▸ **Goal**: Each entry below should be echoed exactly, with pictures omitted.

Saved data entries
----------------

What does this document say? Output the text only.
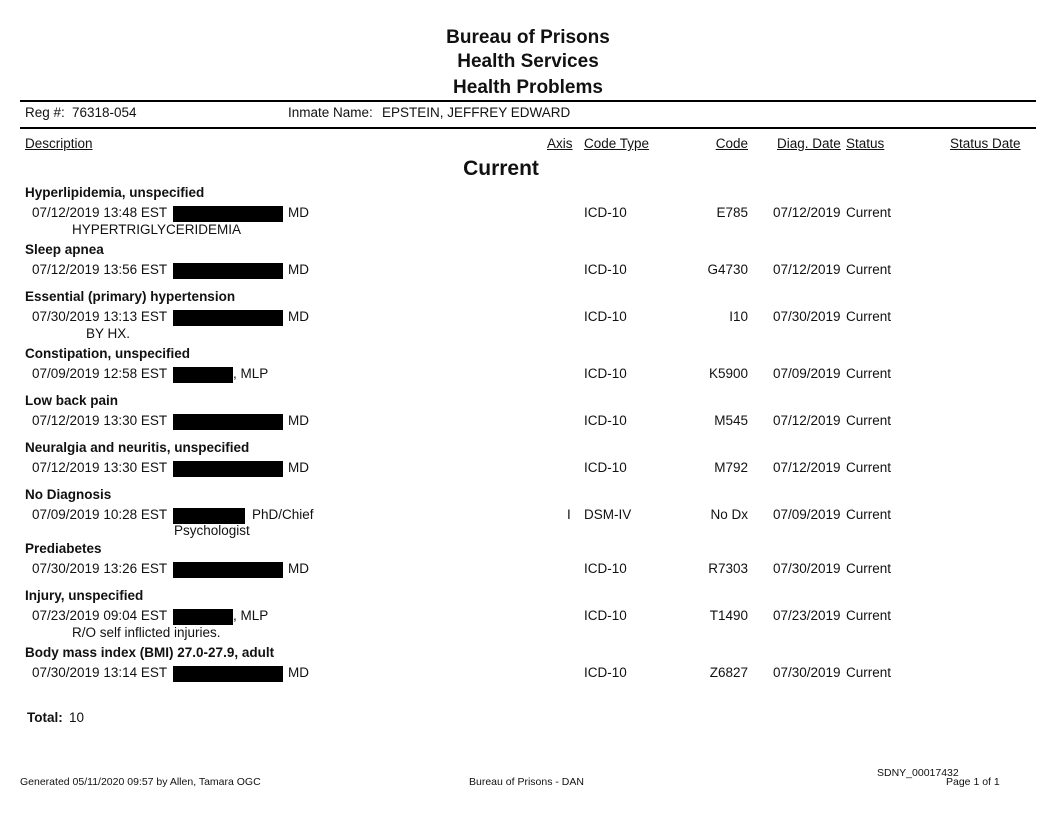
Bureau of Prisons
Health Services
Health Problems
Reg #: 76318-054	Inmate Name: EPSTEIN, JEFFREY EDWARD
Description	Axis Code Type	Code Diag. Date Status	Status Date
Current
Hyperlipidemia, unspecified
07/12/2019 13:48 EST	MD
HYPERTRIGLYCERIDEMIA
ICD-10	E785 07/12/2019 Current
Sleep apnea
07/12/2019 13:56 EST	MD	ICD-10	G4730 07/12/2019 Current
Essential (primary) hypertension
07/30/2019 13:13 EST	MD
BY HX.
ICD-10	I10 07/30/2019 Current
Constipation, unspecified
07/09/2019 12:58 EST	, MLP	ICD-10	K5900 07/09/2019 Current
Low back pain
07/12/2019 13:30 EST	MD	ICD-10	M545 07/12/2019 Current
Neuralgia and neuritis, unspecified
07/12/2019 13:30 EST	MD	ICD-10	M792 07/12/2019 Current
No Diagnosis
07/09/2019 10:28 EST	PhD/Chief
Psychologist
I DSM-IV	No Dx 07/09/2019 Current
Prediabetes
07/30/2019 13:26 EST	MD	ICD-10	R7303 07/30/2019 Current
Injury, unspecified
07/23/2019 09:04 EST	, MLP
R/O self inflicted injuries.
ICD-10	T1490 07/23/2019 Current
Body mass index (BMI) 27.0-27.9, adult
07/30/2019 13:14 EST	MD	ICD-10	Z6827 07/30/2019 Current
Total: 10
Generated 05/11/2020 09:57 by Allen, Tamara OGC	Bureau of Prisons - DAN
SDNY_00017432
Page 1 of 1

----------------

▸ **Correct output**:
What does this document say? Output the text only.
Bureau of Prisons
Health Services
Health Problems
Reg #: 76318-054	Inmate Name: EPSTEIN, JEFFREY EDWARD
Description	Axis Code Type	Code Diag. Date Status	Status Date
Current
Hyperlipidemia, unspecified
07/12/2019 13:48 EST	MD
HYPERTRIGLYCERIDEMIA
ICD-10	E785 07/12/2019 Current
Sleep apnea
07/12/2019 13:56 EST	MD	ICD-10	G4730 07/12/2019 Current
Essential (primary) hypertension
07/30/2019 13:13 EST	MD
BY HX.
ICD-10	I10 07/30/2019 Current
Constipation, unspecified
07/09/2019 12:58 EST	, MLP	ICD-10	K5900 07/09/2019 Current
Low back pain
07/12/2019 13:30 EST	MD	ICD-10	M545 07/12/2019 Current
Neuralgia and neuritis, unspecified
07/12/2019 13:30 EST	MD	ICD-10	M792 07/12/2019 Current
No Diagnosis
07/09/2019 10:28 EST	PhD/Chief
Psychologist
I DSM-IV	No Dx 07/09/2019 Current
Prediabetes
07/30/2019 13:26 EST	MD	ICD-10	R7303 07/30/2019 Current
Injury, unspecified
07/23/2019 09:04 EST	, MLP
R/O self inflicted injuries.
ICD-10	T1490 07/23/2019 Current
Body mass index (BMI) 27.0-27.9, adult
07/30/2019 13:14 EST	MD	ICD-10	Z6827 07/30/2019 Current
Total: 10
Generated 05/11/2020 09:57 by Allen, Tamara OGC	Bureau of Prisons - DAN
SDNY_00017432
Page 1 of 1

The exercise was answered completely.